◆ **SHORT PROBLEM**
Repeat each line exactly, leaving nothing out.

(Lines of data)
## begin

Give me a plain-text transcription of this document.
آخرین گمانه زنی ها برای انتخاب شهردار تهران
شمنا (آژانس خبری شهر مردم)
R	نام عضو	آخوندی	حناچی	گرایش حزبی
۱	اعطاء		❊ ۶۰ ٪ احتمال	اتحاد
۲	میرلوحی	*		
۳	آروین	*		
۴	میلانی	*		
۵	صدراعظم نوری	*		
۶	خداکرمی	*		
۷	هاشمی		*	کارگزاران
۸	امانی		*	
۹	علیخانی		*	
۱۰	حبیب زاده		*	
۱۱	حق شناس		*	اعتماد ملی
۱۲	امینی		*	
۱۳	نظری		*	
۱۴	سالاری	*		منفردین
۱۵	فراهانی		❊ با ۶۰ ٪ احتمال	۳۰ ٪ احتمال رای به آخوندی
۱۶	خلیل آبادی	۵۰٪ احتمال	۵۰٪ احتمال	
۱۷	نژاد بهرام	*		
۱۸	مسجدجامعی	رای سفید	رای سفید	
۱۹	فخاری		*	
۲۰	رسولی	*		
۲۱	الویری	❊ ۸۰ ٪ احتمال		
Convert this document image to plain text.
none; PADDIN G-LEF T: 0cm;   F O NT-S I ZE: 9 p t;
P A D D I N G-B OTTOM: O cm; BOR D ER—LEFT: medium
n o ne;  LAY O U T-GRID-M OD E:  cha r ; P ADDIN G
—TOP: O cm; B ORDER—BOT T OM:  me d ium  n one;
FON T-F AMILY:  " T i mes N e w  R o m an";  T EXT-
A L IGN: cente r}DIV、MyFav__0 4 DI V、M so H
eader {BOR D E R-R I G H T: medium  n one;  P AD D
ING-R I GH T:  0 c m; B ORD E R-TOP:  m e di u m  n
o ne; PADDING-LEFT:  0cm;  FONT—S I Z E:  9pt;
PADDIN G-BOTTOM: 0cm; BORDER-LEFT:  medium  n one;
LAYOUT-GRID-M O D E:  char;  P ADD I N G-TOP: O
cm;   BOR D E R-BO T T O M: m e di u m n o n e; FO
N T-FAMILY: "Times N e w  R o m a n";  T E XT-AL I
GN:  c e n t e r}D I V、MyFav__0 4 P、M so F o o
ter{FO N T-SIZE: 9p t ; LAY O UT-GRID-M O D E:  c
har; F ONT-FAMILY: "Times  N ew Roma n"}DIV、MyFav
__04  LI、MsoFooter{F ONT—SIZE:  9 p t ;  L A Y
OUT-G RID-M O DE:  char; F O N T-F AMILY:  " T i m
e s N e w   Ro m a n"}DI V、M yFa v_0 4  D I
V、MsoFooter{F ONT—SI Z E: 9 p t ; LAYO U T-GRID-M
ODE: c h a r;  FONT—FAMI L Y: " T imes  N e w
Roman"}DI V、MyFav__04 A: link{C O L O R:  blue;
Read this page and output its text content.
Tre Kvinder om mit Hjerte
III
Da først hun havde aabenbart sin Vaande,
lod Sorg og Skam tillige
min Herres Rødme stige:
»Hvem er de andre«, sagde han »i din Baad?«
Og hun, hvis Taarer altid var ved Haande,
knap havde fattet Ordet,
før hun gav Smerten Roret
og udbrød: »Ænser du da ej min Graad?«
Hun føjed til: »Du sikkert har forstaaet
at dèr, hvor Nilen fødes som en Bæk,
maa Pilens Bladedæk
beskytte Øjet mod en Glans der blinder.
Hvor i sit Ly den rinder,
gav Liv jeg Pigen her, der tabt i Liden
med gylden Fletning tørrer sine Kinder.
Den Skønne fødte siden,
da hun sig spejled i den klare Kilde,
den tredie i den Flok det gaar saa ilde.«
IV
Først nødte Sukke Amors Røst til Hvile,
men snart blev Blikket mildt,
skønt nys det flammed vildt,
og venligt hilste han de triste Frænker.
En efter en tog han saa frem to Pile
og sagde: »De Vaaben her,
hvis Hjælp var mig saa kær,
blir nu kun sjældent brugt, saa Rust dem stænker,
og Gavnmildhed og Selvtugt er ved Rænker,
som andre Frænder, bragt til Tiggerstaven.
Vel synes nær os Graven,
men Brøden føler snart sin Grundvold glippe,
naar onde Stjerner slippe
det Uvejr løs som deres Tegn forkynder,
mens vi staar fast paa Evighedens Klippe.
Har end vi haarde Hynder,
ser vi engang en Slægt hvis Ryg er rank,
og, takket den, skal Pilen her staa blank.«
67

## end

◆ **CORRECT OUTPUT**
Give me a plain-text transcription of this document.
آخرین گمانه زنی ها برای انتخاب شهردار تهران
شمنا (آژانس خبری شهر مردم)
R	نام عضو	آخوندی	حناچی	گرایش حزبی
۱	اعطاء		❊ ۶۰ ٪ احتمال	اتحاد
۲	میرلوحی	*		
۳	آروین	*		
۴	میلانی	*		
۵	صدراعظم نوری	*		
۶	خداکرمی	*		
۷	هاشمی		*	کارگزاران
۸	امانی		*	
۹	علیخانی		*	
۱۰	حبیب زاده		*	
۱۱	حق شناس		*	اعتماد ملی
۱۲	امینی		*	
۱۳	نظری		*	
۱۴	سالاری	*		منفردین
۱۵	فراهانی		❊ با ۶۰ ٪ احتمال	۳۰ ٪ احتمال رای به آخوندی
۱۶	خلیل آبادی	۵۰٪ احتمال	۵۰٪ احتمال	
۱۷	نژاد بهرام	*		
۱۸	مسجدجامعی	رای سفید	رای سفید	
۱۹	فخاری		*	
۲۰	رسولی	*		
۲۱	الویری	❊ ۸۰ ٪ احتمال		
Convert this document image to plain text.
none; PADDIN G-LEF T: 0cm;   F O NT-S I ZE: 9 p t;
P A D D I N G-B OTTOM: O cm; BOR D ER—LEFT: medium
n o ne;  LAY O U T-GRID-M OD E:  cha r ; P ADDIN G
—TOP: O cm; B ORDER—BOT T OM:  me d ium  n one;
FON T-F AMILY:  " T i mes N e w  R o m an";  T EXT-
A L IGN: cente r}DIV、MyFav__0 4 DI V、M so H
eader {BOR D E R-R I G H T: medium  n one;  P AD D
ING-R I GH T:  0 c m; B ORD E R-TOP:  m e di u m  n
o ne; PADDING-LEFT:  0cm;  FONT—S I Z E:  9pt;
PADDIN G-BOTTOM: 0cm; BORDER-LEFT:  medium  n one;
LAYOUT-GRID-M O D E:  char;  P ADD I N G-TOP: O
cm;   BOR D E R-BO T T O M: m e di u m n o n e; FO
N T-FAMILY: "Times N e w  R o m a n";  T E XT-AL I
GN:  c e n t e r}D I V、MyFav__0 4 P、M so F o o
ter{FO N T-SIZE: 9p t ; LAY O UT-GRID-M O D E:  c
har; F ONT-FAMILY: "Times  N ew Roma n"}DIV、MyFav
__04  LI、MsoFooter{F ONT—SIZE:  9 p t ;  L A Y
OUT-G RID-M O DE:  char; F O N T-F AMILY:  " T i m
e s N e w   Ro m a n"}DI V、M yFa v_0 4  D I
V、MsoFooter{F ONT—SI Z E: 9 p t ; LAYO U T-GRID-M
ODE: c h a r;  FONT—FAMI L Y: " T imes  N e w
Roman"}DI V、MyFav__04 A: link{C O L O R:  blue;
Read this page and output its text content.
Tre Kvinder om mit Hjerte
III
Da først hun havde aabenbart sin Vaande,
lod Sorg og Skam tillige
min Herres Rødme stige:
»Hvem er de andre«, sagde han »i din Baad?«
Og hun, hvis Taarer altid var ved Haande,
knap havde fattet Ordet,
før hun gav Smerten Roret
og udbrød: »Ænser du da ej min Graad?«
Hun føjed til: »Du sikkert har forstaaet
at dèr, hvor Nilen fødes som en Bæk,
maa Pilens Bladedæk
beskytte Øjet mod en Glans der blinder.
Hvor i sit Ly den rinder,
gav Liv jeg Pigen her, der tabt i Liden
med gylden Fletning tørrer sine Kinder.
Den Skønne fødte siden,
da hun sig spejled i den klare Kilde,
den tredie i den Flok det gaar saa ilde.«
IV
Først nødte Sukke Amors Røst til Hvile,
men snart blev Blikket mildt,
skønt nys det flammed vildt,
og venligt hilste han de triste Frænker.
En efter en tog han saa frem to Pile
og sagde: »De Vaaben her,
hvis Hjælp var mig saa kær,
blir nu kun sjældent brugt, saa Rust dem stænker,
og Gavnmildhed og Selvtugt er ved Rænker,
som andre Frænder, bragt til Tiggerstaven.
Vel synes nær os Graven,
men Brøden føler snart sin Grundvold glippe,
naar onde Stjerner slippe
det Uvejr løs som deres Tegn forkynder,
mens vi staar fast paa Evighedens Klippe.
Har end vi haarde Hynder,
ser vi engang en Slægt hvis Ryg er rank,
og, takket den, skal Pilen her staa blank.«
67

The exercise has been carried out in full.